- Testo di partenza:
__________

Sembra che la parola lavoro si stia connettendo sempre più al suo etimo latino labor, ovvero fatica.
Si fatica a trovarlo, si fatica a svolgerlo e a mantenerlo.
E ultimamente si fatica anche a volerlo come dimostra il fenomeno delle Grandi Dimissioni.
La parola «lavoro», a dispetto di quanto indicato nell’articolo 1 della nostra Costituzione, si è impolverata così tanto, che i più non riescono a scorgere sotto la patina opaca che la ricopre, il senso identitario che per decenni abbiamo riposto lì.
Oggi, si lavora perlopiú per garantirsi un guadagno, soddisfare i bisogni vitali e dedicarsi magari con tutto sé stesso a dimensioni «altre» ben più appaganti e sensate e spesso ad alta intensità di lavoro gratuito e volontario.
Il lavoro, quello che dà da mangiare e permette di pagare le bollette è ridotto all’osso: auto-consumarsi per auto-riprodursi.

__________

- Dati di partenza:

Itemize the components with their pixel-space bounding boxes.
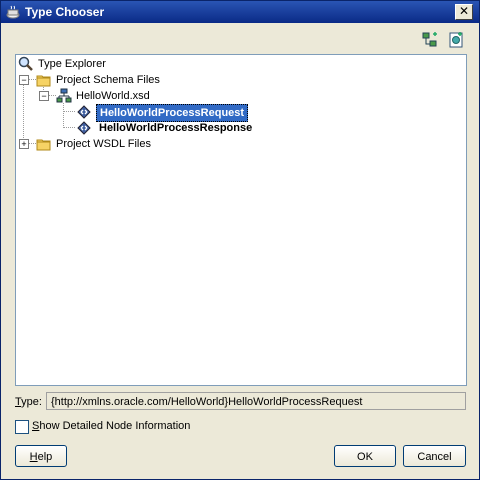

__________

- Da svolgere:
a - Nel testo sul lavoro, riporta il brano che comincia con "Si fatica a trovarlo, si" e prosegue fino a "abbiamo riposto lì.", sostituendo "fatica" con "stenta".
b - Elenca tutte le azioni riferite al lavoro per le quali, secondo il testo sul lavoro, oggi si fatica.
Le righe non servono.

- Risposte per compito:
a -
Si stenta a trovarlo, si stenta a svolgerlo e a mantenerlo.
E ultimamente si stenta anche a volerlo come dimostra il fenomeno delle Grandi Dimissioni.
La parola «lavoro», a dispetto di quanto indicato nell’articolo 1 della nostra Costituzione, si è impolverata così tanto, che i più non riescono a scorgere sotto la patina opaca che la ricopre, il senso identitario che per decenni abbiamo riposto lì.

b - Trovarlo, svolgerlo, mantenerlo e volerlo.